**Exercises to complete**
**1.** How would you translate the sentence "Superconducting weak links are realized at the apex of the wireframes with the use of focused ion beam nanopatterning." from the SQUID summary into Spanish?
**2.** Can you reproduce, word for word, the stretch of the SQUID summary from "This paper introduces" through "on cantilever probes."?

Nanoscale wireframe SQUID on a cantilever by corner lithography

TL;DR

This paper introduces a novel fabrication method for nanoscale superconducting quantum interference devices (SQUIDs) on cantilever tips, enabling high-precision magnetic sensing with tunable and scalable features.

Contribution

It presents a new fabrication process combining corner lithography and shadow deposition to create wafer-scale, tunable nanoscale SQUIDs on cantilever probes.

Findings

SQUIDs with effective diameters down to 100 nm

Operation in magnetic fields up to 1 Tesla

Local flux modulation capability

Abstract

We present the fabrication of nanoscale superconducting quantum interference devices (SQUIDs) at the apex of wireframe tips on self-aligned superconducting cantilever probes. The probes are made on silicon wafers using molding techniques in combination with corner lithography, which results in a nanowire frame tip with a tuneable apex structure. A shadow effect deposition using magnetron sputtering of Nb creates self-aligned superconducting wireframes on cantilevers with accompanying device circuitry. Superconducting weak links are realized at the apex of the wireframes with the use of focused ion beam nanopatterning. The realized SQUIDs have effective diameters ranging from several micrometers down to 100 nm and can be operated in magnetic fields up to 1 T. Furthermore, the nanowires in the wireframe can be used to flux modulate the SQUID locally. This fabrication process enables the production of wafer-scale templates for probes based on on-tip superconducting devices.

**Document structure recognition data**

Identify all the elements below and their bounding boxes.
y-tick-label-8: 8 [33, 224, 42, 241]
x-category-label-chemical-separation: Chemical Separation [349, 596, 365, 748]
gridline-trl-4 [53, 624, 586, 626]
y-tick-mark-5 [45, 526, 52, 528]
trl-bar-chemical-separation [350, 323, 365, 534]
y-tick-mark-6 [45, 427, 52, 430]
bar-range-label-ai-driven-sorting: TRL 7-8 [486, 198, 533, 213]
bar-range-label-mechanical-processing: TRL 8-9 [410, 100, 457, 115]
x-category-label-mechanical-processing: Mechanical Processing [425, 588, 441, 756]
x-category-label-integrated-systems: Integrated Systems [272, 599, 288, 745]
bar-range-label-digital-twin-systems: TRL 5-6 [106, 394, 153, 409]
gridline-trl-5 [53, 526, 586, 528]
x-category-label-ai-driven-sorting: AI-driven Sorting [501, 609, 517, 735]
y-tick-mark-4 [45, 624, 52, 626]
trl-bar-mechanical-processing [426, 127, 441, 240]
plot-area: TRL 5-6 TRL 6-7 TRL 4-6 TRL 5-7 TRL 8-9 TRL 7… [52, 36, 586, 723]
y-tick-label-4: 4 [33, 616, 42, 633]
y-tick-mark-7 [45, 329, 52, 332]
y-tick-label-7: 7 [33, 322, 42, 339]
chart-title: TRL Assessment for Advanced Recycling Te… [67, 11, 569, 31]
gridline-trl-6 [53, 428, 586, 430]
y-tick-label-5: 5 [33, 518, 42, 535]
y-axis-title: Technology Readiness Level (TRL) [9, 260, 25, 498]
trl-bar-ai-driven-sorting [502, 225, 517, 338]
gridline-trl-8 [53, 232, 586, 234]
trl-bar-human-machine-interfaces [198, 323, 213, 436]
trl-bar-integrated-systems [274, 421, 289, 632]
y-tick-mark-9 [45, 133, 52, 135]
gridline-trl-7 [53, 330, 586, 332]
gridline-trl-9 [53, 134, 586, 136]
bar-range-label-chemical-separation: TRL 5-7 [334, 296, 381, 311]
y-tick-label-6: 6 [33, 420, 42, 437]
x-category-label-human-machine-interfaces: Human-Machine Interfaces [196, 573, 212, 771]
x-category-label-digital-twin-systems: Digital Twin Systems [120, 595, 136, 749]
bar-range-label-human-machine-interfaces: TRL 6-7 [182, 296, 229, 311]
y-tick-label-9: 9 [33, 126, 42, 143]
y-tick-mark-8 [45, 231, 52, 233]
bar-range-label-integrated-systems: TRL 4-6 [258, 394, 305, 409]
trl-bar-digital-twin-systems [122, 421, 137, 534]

**Written responses**
**1.** Los enlaces débiles superconductores se realizan en el ápice de las estructuras de alambre mediante nanopatronado con haz de iones focalizado.

**2.**
This paper introduces a novel fabrication method for nanoscale superconducting quantum interference devices (SQUIDs) on cantilever tips, enabling high-precision magnetic sensing with tunable and scalable features.

Contribution

It presents a new fabrication process combining corner lithography and shadow deposition to create wafer-scale, tunable nanoscale SQUIDs on cantilever probes.